Data in this exercise:
════

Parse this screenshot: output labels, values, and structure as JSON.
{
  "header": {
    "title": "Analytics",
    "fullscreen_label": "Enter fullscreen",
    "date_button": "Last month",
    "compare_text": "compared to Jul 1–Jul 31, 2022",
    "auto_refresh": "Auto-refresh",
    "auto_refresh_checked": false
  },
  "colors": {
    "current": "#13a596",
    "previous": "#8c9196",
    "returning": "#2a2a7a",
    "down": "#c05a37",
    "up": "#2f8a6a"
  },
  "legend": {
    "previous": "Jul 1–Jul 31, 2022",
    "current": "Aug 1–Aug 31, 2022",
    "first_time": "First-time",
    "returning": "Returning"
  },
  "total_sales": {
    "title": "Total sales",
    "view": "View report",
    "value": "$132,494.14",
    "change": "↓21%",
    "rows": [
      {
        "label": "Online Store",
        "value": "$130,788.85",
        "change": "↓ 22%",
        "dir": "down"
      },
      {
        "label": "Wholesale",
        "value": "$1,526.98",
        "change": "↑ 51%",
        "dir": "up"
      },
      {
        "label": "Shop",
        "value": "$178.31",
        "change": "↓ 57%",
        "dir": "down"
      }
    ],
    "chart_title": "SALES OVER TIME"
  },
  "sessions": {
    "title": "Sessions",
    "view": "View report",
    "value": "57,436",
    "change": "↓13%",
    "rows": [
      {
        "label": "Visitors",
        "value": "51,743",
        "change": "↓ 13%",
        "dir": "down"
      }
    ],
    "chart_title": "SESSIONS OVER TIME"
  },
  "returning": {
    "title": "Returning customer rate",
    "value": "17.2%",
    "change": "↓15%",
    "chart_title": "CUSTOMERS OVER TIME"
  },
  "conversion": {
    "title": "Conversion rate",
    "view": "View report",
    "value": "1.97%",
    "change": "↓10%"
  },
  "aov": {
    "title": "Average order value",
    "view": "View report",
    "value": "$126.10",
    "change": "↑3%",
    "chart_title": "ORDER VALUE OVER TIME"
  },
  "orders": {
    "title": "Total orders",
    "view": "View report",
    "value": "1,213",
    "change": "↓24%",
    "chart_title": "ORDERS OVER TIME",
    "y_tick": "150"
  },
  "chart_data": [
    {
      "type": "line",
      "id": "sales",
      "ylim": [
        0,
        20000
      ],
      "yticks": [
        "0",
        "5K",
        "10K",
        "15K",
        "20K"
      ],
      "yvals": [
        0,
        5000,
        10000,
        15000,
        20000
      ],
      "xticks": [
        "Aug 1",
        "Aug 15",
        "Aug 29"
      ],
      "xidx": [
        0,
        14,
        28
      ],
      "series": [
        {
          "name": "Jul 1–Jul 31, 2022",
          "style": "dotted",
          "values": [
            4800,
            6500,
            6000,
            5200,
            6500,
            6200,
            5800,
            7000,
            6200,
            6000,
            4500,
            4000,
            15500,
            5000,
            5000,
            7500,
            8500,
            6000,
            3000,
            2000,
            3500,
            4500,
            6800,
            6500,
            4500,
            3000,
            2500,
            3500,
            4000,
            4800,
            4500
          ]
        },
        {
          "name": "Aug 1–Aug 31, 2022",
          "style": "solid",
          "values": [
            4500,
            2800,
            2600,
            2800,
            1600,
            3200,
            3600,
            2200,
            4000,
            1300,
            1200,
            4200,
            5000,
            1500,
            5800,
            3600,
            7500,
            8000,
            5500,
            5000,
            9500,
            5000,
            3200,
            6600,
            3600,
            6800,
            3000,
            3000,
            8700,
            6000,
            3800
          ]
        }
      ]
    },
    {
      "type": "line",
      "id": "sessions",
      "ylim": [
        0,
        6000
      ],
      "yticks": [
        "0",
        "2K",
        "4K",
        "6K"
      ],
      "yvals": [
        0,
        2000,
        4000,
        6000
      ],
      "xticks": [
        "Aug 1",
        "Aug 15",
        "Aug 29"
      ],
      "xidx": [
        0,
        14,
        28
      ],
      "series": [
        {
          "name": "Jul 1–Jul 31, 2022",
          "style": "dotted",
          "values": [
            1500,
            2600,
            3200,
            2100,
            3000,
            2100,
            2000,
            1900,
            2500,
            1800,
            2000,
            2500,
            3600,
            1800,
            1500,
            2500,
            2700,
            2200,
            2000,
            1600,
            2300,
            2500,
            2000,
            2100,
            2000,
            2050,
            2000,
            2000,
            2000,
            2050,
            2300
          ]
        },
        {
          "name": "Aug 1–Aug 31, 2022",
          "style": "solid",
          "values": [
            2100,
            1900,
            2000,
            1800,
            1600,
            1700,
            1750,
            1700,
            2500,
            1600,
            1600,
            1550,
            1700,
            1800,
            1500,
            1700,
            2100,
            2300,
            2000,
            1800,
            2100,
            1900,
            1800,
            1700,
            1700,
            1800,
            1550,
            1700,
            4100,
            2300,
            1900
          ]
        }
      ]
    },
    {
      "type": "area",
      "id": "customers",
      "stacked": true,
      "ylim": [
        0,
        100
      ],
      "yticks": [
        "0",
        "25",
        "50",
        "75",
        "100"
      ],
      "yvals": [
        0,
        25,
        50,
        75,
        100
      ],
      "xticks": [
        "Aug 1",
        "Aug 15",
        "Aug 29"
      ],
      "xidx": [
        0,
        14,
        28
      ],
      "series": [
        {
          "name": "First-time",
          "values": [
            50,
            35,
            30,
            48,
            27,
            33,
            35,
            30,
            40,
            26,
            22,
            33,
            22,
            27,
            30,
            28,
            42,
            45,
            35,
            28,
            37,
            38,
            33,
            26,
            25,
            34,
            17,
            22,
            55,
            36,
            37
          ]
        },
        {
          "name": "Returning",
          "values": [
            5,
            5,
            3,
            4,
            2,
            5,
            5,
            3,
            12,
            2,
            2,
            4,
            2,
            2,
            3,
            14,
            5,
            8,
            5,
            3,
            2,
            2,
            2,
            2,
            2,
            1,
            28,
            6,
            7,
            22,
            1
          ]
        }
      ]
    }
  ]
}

════

Set problem: Print all of the data exactly as it was given.

Worked answer:
Parse this screenshot: output labels, values, and structure as JSON.
{
  "header": {
    "title": "Analytics",
    "fullscreen_label": "Enter fullscreen",
    "date_button": "Last month",
    "compare_text": "compared to Jul 1–Jul 31, 2022",
    "auto_refresh": "Auto-refresh",
    "auto_refresh_checked": false
  },
  "colors": {
    "current": "#13a596",
    "previous": "#8c9196",
    "returning": "#2a2a7a",
    "down": "#c05a37",
    "up": "#2f8a6a"
  },
  "legend": {
    "previous": "Jul 1–Jul 31, 2022",
    "current": "Aug 1–Aug 31, 2022",
    "first_time": "First-time",
    "returning": "Returning"
  },
  "total_sales": {
    "title": "Total sales",
    "view": "View report",
    "value": "$132,494.14",
    "change": "↓21%",
    "rows": [
      {
        "label": "Online Store",
        "value": "$130,788.85",
        "change": "↓ 22%",
        "dir": "down"
      },
      {
        "label": "Wholesale",
        "value": "$1,526.98",
        "change": "↑ 51%",
        "dir": "up"
      },
      {
        "label": "Shop",
        "value": "$178.31",
        "change": "↓ 57%",
        "dir": "down"
      }
    ],
    "chart_title": "SALES OVER TIME"
  },
  "sessions": {
    "title": "Sessions",
    "view": "View report",
    "value": "57,436",
    "change": "↓13%",
    "rows": [
      {
        "label": "Visitors",
        "value": "51,743",
        "change": "↓ 13%",
        "dir": "down"
      }
    ],
    "chart_title": "SESSIONS OVER TIME"
  },
  "returning": {
    "title": "Returning customer rate",
    "value": "17.2%",
    "change": "↓15%",
    "chart_title": "CUSTOMERS OVER TIME"
  },
  "conversion": {
    "title": "Conversion rate",
    "view": "View report",
    "value": "1.97%",
    "change": "↓10%"
  },
  "aov": {
    "title": "Average order value",
    "view": "View report",
    "value": "$126.10",
    "change": "↑3%",
    "chart_title": "ORDER VALUE OVER TIME"
  },
  "orders": {
    "title": "Total orders",
    "view": "View report",
    "value": "1,213",
    "change": "↓24%",
    "chart_title": "ORDERS OVER TIME",
    "y_tick": "150"
  },
  "chart_data": [
    {
      "type": "line",
      "id": "sales",
      "ylim": [
        0,
        20000
      ],
      "yticks": [
        "0",
        "5K",
        "10K",
        "15K",
        "20K"
      ],
      "yvals": [
        0,
        5000,
        10000,
        15000,
        20000
      ],
      "xticks": [
        "Aug 1",
        "Aug 15",
        "Aug 29"
      ],
      "xidx": [
        0,
        14,
        28
      ],
      "series": [
        {
          "name": "Jul 1–Jul 31, 2022",
          "style": "dotted",
          "values": [
            4800,
            6500,
            6000,
            5200,
            6500,
            6200,
            5800,
            7000,
            6200,
            6000,
            4500,
            4000,
            15500,
            5000,
            5000,
            7500,
            8500,
            6000,
            3000,
            2000,
            3500,
            4500,
            6800,
            6500,
            4500,
            3000,
            2500,
            3500,
            4000,
            4800,
            4500
          ]
        },
        {
          "name": "Aug 1–Aug 31, 2022",
          "style": "solid",
          "values": [
            4500,
            2800,
            2600,
            2800,
            1600,
            3200,
            3600,
            2200,
            4000,
            1300,
            1200,
            4200,
            5000,
            1500,
            5800,
            3600,
            7500,
            8000,
            5500,
            5000,
            9500,
            5000,
            3200,
            6600,
            3600,
            6800,
            3000,
            3000,
            8700,
            6000,
            3800
          ]
        }
      ]
    },
    {
      "type": "line",
      "id": "sessions",
      "ylim": [
        0,
        6000
      ],
      "yticks": [
        "0",
        "2K",
        "4K",
        "6K"
      ],
      "yvals": [
        0,
        2000,
        4000,
        6000
      ],
      "xticks": [
        "Aug 1",
        "Aug 15",
        "Aug 29"
      ],
      "xidx": [
        0,
        14,
        28
      ],
      "series": [
        {
          "name": "Jul 1–Jul 31, 2022",
          "style": "dotted",
          "values": [
            1500,
            2600,
            3200,
            2100,
            3000,
            2100,
            2000,
            1900,
            2500,
            1800,
            2000,
            2500,
            3600,
            1800,
            1500,
            2500,
            2700,
            2200,
            2000,
            1600,
            2300,
            2500,
            2000,
            2100,
            2000,
            2050,
            2000,
            2000,
            2000,
            2050,
            2300
          ]
        },
        {
          "name": "Aug 1–Aug 31, 2022",
          "style": "solid",
          "values": [
            2100,
            1900,
            2000,
            1800,
            1600,
            1700,
            1750,
            1700,
            2500,
            1600,
            1600,
            1550,
            1700,
            1800,
            1500,
            1700,
            2100,
            2300,
            2000,
            1800,
            2100,
            1900,
            1800,
            1700,
            1700,
            1800,
            1550,
            1700,
            4100,
            2300,
            1900
          ]
        }
      ]
    },
    {
      "type": "area",
      "id": "customers",
      "stacked": true,
      "ylim": [
        0,
        100
      ],
      "yticks": [
        "0",
        "25",
        "50",
        "75",
        "100"
      ],
      "yvals": [
        0,
        25,
        50,
        75,
        100
      ],
      "xticks": [
        "Aug 1",
        "Aug 15",
        "Aug 29"
      ],
      "xidx": [
        0,
        14,
        28
      ],
      "series": [
        {
          "name": "First-time",
          "values": [
            50,
            35,
            30,
            48,
            27,
            33,
            35,
            30,
            40,
            26,
            22,
            33,
            22,
            27,
            30,
            28,
            42,
            45,
            35,
            28,
            37,
            38,
            33,
            26,
            25,
            34,
            17,
            22,
            55,
            36,
            37
          ]
        },
        {
          "name": "Returning",
          "values": [
            5,
            5,
            3,
            4,
            2,
            5,
            5,
            3,
            12,
            2,
            2,
            4,
            2,
            2,
            3,
            14,
            5,
            8,
            5,
            3,
            2,
            2,
            2,
            2,
            2,
            1,
            28,
            6,
            7,
            22,
            1
          ]
        }
      ]
    }
  ]
}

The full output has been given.